[THE DATA start]
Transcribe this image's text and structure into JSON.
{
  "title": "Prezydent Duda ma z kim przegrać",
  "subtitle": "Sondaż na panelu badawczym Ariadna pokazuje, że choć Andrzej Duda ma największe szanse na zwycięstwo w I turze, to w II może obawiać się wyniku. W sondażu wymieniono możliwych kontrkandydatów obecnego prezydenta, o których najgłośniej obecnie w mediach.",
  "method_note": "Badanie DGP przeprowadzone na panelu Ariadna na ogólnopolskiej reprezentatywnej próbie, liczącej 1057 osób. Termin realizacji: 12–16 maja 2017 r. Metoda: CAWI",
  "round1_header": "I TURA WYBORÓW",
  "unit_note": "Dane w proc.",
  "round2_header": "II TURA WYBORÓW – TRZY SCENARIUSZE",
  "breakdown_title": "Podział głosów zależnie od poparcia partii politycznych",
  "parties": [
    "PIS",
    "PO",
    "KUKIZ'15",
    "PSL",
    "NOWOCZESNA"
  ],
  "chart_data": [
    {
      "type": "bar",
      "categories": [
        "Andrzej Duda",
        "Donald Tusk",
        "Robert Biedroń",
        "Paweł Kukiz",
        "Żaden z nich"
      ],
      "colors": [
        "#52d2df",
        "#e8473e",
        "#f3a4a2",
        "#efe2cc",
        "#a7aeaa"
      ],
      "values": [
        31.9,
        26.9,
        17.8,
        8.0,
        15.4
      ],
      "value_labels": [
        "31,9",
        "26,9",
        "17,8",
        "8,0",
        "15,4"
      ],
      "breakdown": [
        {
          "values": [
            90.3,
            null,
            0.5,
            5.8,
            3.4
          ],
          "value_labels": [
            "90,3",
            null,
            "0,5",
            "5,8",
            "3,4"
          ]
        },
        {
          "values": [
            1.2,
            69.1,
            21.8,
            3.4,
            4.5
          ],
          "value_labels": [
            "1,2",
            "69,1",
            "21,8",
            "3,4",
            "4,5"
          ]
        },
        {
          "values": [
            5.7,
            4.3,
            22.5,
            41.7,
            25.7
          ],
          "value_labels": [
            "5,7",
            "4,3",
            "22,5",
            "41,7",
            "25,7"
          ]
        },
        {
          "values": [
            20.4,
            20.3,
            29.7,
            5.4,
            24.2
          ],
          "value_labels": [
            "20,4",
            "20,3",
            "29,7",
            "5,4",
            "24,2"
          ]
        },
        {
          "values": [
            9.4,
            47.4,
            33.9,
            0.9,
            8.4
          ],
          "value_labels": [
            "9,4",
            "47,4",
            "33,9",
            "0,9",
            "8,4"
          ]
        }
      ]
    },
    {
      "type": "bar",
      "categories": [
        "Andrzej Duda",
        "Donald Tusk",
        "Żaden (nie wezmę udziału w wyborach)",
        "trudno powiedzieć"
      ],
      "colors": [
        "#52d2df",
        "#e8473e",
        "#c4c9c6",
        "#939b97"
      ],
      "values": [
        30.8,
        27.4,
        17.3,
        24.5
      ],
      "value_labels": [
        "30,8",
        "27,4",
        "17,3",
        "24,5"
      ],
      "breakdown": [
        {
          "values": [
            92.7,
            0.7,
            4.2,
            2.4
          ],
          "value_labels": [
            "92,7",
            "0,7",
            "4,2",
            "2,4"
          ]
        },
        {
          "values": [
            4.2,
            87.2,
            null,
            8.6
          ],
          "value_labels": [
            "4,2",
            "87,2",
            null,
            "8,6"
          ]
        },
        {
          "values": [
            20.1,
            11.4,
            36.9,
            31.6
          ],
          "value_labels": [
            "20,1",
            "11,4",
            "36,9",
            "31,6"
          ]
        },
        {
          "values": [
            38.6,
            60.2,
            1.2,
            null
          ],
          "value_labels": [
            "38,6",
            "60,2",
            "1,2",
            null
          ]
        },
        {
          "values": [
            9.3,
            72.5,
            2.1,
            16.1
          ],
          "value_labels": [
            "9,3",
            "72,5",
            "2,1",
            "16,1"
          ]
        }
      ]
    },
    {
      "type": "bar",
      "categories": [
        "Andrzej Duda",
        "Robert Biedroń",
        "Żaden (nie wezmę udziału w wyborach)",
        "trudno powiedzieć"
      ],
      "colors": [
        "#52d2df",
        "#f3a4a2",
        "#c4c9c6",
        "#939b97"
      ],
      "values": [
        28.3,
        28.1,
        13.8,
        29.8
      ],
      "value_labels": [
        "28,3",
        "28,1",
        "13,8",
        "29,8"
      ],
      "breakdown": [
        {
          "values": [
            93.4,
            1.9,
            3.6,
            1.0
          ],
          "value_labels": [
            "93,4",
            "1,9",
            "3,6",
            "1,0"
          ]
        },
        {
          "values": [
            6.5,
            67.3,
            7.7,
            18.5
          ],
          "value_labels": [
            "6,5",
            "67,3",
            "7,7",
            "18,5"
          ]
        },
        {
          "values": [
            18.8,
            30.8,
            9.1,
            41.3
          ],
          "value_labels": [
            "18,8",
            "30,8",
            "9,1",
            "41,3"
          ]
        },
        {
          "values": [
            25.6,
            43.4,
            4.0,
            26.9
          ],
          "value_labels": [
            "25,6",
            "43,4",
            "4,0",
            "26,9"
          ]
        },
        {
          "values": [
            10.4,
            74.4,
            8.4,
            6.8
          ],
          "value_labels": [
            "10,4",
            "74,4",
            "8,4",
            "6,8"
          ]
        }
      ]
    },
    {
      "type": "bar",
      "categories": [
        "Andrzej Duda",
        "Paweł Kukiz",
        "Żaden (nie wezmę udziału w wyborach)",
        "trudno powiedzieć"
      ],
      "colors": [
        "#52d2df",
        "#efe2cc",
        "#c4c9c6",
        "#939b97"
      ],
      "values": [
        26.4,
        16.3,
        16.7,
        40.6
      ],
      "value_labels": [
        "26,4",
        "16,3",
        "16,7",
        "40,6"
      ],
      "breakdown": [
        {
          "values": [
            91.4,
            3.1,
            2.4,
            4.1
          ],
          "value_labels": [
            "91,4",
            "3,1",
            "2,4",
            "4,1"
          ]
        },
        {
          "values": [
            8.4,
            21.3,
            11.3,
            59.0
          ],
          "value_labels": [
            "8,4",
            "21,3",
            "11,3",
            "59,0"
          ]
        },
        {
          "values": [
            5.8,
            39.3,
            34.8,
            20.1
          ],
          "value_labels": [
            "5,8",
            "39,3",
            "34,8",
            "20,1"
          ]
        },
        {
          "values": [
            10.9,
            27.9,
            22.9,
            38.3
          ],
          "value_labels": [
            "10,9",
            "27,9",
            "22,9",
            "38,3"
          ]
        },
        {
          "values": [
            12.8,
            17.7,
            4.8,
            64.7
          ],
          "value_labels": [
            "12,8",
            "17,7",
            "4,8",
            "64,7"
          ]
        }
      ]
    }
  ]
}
[THE DATA end]
Could you reproduce every record above exactly as it appears?

Transcribe this image's text and structure into JSON.
{
  "title": "Prezydent Duda ma z kim przegrać",
  "subtitle": "Sondaż na panelu badawczym Ariadna pokazuje, że choć Andrzej Duda ma największe szanse na zwycięstwo w I turze, to w II może obawiać się wyniku. W sondażu wymieniono możliwych kontrkandydatów obecnego prezydenta, o których najgłośniej obecnie w mediach.",
  "method_note": "Badanie DGP przeprowadzone na panelu Ariadna na ogólnopolskiej reprezentatywnej próbie, liczącej 1057 osób. Termin realizacji: 12–16 maja 2017 r. Metoda: CAWI",
  "round1_header": "I TURA WYBORÓW",
  "unit_note": "Dane w proc.",
  "round2_header": "II TURA WYBORÓW – TRZY SCENARIUSZE",
  "breakdown_title": "Podział głosów zależnie od poparcia partii politycznych",
  "parties": [
    "PIS",
    "PO",
    "KUKIZ'15",
    "PSL",
    "NOWOCZESNA"
  ],
  "chart_data": [
    {
      "type": "bar",
      "categories": [
        "Andrzej Duda",
        "Donald Tusk",
        "Robert Biedroń",
        "Paweł Kukiz",
        "Żaden z nich"
      ],
      "colors": [
        "#52d2df",
        "#e8473e",
        "#f3a4a2",
        "#efe2cc",
        "#a7aeaa"
      ],
      "values": [
        31.9,
        26.9,
        17.8,
        8.0,
        15.4
      ],
      "value_labels": [
        "31,9",
        "26,9",
        "17,8",
        "8,0",
        "15,4"
      ],
      "breakdown": [
        {
          "values": [
            90.3,
            null,
            0.5,
            5.8,
            3.4
          ],
          "value_labels": [
            "90,3",
            null,
            "0,5",
            "5,8",
            "3,4"
          ]
        },
        {
          "values": [
            1.2,
            69.1,
            21.8,
            3.4,
            4.5
          ],
          "value_labels": [
            "1,2",
            "69,1",
            "21,8",
            "3,4",
            "4,5"
          ]
        },
        {
          "values": [
            5.7,
            4.3,
            22.5,
            41.7,
            25.7
          ],
          "value_labels": [
            "5,7",
            "4,3",
            "22,5",
            "41,7",
            "25,7"
          ]
        },
        {
          "values": [
            20.4,
            20.3,
            29.7,
            5.4,
            24.2
          ],
          "value_labels": [
            "20,4",
            "20,3",
            "29,7",
            "5,4",
            "24,2"
          ]
        },
        {
          "values": [
            9.4,
            47.4,
            33.9,
            0.9,
            8.4
          ],
          "value_labels": [
            "9,4",
            "47,4",
            "33,9",
            "0,9",
            "8,4"
          ]
        }
      ]
    },
    {
      "type": "bar",
      "categories": [
        "Andrzej Duda",
        "Donald Tusk",
        "Żaden (nie wezmę udziału w wyborach)",
        "trudno powiedzieć"
      ],
      "colors": [
        "#52d2df",
        "#e8473e",
        "#c4c9c6",
        "#939b97"
      ],
      "values": [
        30.8,
        27.4,
        17.3,
        24.5
      ],
      "value_labels": [
        "30,8",
        "27,4",
        "17,3",
        "24,5"
      ],
      "breakdown": [
        {
          "values": [
            92.7,
            0.7,
            4.2,
            2.4
          ],
          "value_labels": [
            "92,7",
            "0,7",
            "4,2",
            "2,4"
          ]
        },
        {
          "values": [
            4.2,
            87.2,
            null,
            8.6
          ],
          "value_labels": [
            "4,2",
            "87,2",
            null,
            "8,6"
          ]
        },
        {
          "values": [
            20.1,
            11.4,
            36.9,
            31.6
          ],
          "value_labels": [
            "20,1",
            "11,4",
            "36,9",
            "31,6"
          ]
        },
        {
          "values": [
            38.6,
            60.2,
            1.2,
            null
          ],
          "value_labels": [
            "38,6",
            "60,2",
            "1,2",
            null
          ]
        },
        {
          "values": [
            9.3,
            72.5,
            2.1,
            16.1
          ],
          "value_labels": [
            "9,3",
            "72,5",
            "2,1",
            "16,1"
          ]
        }
      ]
    },
    {
      "type": "bar",
      "categories": [
        "Andrzej Duda",
        "Robert Biedroń",
        "Żaden (nie wezmę udziału w wyborach)",
        "trudno powiedzieć"
      ],
      "colors": [
        "#52d2df",
        "#f3a4a2",
        "#c4c9c6",
        "#939b97"
      ],
      "values": [
        28.3,
        28.1,
        13.8,
        29.8
      ],
      "value_labels": [
        "28,3",
        "28,1",
        "13,8",
        "29,8"
      ],
      "breakdown": [
        {
          "values": [
            93.4,
            1.9,
            3.6,
            1.0
          ],
          "value_labels": [
            "93,4",
            "1,9",
            "3,6",
            "1,0"
          ]
        },
        {
          "values": [
            6.5,
            67.3,
            7.7,
            18.5
          ],
          "value_labels": [
            "6,5",
            "67,3",
            "7,7",
            "18,5"
          ]
        },
        {
          "values": [
            18.8,
            30.8,
            9.1,
            41.3
          ],
          "value_labels": [
            "18,8",
            "30,8",
            "9,1",
            "41,3"
          ]
        },
        {
          "values": [
            25.6,
            43.4,
            4.0,
            26.9
          ],
          "value_labels": [
            "25,6",
            "43,4",
            "4,0",
            "26,9"
          ]
        },
        {
          "values": [
            10.4,
            74.4,
            8.4,
            6.8
          ],
          "value_labels": [
            "10,4",
            "74,4",
            "8,4",
            "6,8"
          ]
        }
      ]
    },
    {
      "type": "bar",
      "categories": [
        "Andrzej Duda",
        "Paweł Kukiz",
        "Żaden (nie wezmę udziału w wyborach)",
        "trudno powiedzieć"
      ],
      "colors": [
        "#52d2df",
        "#efe2cc",
        "#c4c9c6",
        "#939b97"
      ],
      "values": [
        26.4,
        16.3,
        16.7,
        40.6
      ],
      "value_labels": [
        "26,4",
        "16,3",
        "16,7",
        "40,6"
      ],
      "breakdown": [
        {
          "values": [
            91.4,
            3.1,
            2.4,
            4.1
          ],
          "value_labels": [
            "91,4",
            "3,1",
            "2,4",
            "4,1"
          ]
        },
        {
          "values": [
            8.4,
            21.3,
            11.3,
            59.0
          ],
          "value_labels": [
            "8,4",
            "21,3",
            "11,3",
            "59,0"
          ]
        },
        {
          "values": [
            5.8,
            39.3,
            34.8,
            20.1
          ],
          "value_labels": [
            "5,8",
            "39,3",
            "34,8",
            "20,1"
          ]
        },
        {
          "values": [
            10.9,
            27.9,
            22.9,
            38.3
          ],
          "value_labels": [
            "10,9",
            "27,9",
            "22,9",
            "38,3"
          ]
        },
        {
          "values": [
            12.8,
            17.7,
            4.8,
            64.7
          ],
          "value_labels": [
            "12,8",
            "17,7",
            "4,8",
            "64,7"
          ]
        }
      ]
    }
  ]
}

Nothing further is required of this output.